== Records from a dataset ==

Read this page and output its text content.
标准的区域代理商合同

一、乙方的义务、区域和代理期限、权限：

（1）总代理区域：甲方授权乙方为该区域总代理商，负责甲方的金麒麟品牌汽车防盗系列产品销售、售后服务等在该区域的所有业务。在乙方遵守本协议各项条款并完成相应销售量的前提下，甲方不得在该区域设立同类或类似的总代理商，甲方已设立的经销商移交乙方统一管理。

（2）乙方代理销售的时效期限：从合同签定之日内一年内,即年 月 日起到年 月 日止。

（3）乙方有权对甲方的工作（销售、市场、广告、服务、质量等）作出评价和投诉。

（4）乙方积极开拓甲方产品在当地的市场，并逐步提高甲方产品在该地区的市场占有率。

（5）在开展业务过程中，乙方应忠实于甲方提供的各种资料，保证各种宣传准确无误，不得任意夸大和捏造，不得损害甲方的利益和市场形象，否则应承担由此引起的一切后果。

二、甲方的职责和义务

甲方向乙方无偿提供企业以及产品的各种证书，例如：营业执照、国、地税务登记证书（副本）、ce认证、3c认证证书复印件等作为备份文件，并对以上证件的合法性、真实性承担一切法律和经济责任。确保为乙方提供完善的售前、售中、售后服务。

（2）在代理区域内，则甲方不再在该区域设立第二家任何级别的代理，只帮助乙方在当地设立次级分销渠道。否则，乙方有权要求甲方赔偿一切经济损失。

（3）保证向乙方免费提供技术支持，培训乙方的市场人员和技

== Written problem ==
Retype every entry above, word for word.

== Problem solution ==
Read this page and output its text content.
标准的区域代理商合同

一、乙方的义务、区域和代理期限、权限：

（1）总代理区域：甲方授权乙方为该区域总代理商，负责甲方的金麒麟品牌汽车防盗系列产品销售、售后服务等在该区域的所有业务。在乙方遵守本协议各项条款并完成相应销售量的前提下，甲方不得在该区域设立同类或类似的总代理商，甲方已设立的经销商移交乙方统一管理。

（2）乙方代理销售的时效期限：从合同签定之日内一年内,即年 月 日起到年 月 日止。

（3）乙方有权对甲方的工作（销售、市场、广告、服务、质量等）作出评价和投诉。

（4）乙方积极开拓甲方产品在当地的市场，并逐步提高甲方产品在该地区的市场占有率。

（5）在开展业务过程中，乙方应忠实于甲方提供的各种资料，保证各种宣传准确无误，不得任意夸大和捏造，不得损害甲方的利益和市场形象，否则应承担由此引起的一切后果。

二、甲方的职责和义务

甲方向乙方无偿提供企业以及产品的各种证书，例如：营业执照、国、地税务登记证书（副本）、ce认证、3c认证证书复印件等作为备份文件，并对以上证件的合法性、真实性承担一切法律和经济责任。确保为乙方提供完善的售前、售中、售后服务。

（2）在代理区域内，则甲方不再在该区域设立第二家任何级别的代理，只帮助乙方在当地设立次级分销渠道。否则，乙方有权要求甲方赔偿一切经济损失。

（3）保证向乙方免费提供技术支持，培训乙方的市场人员和技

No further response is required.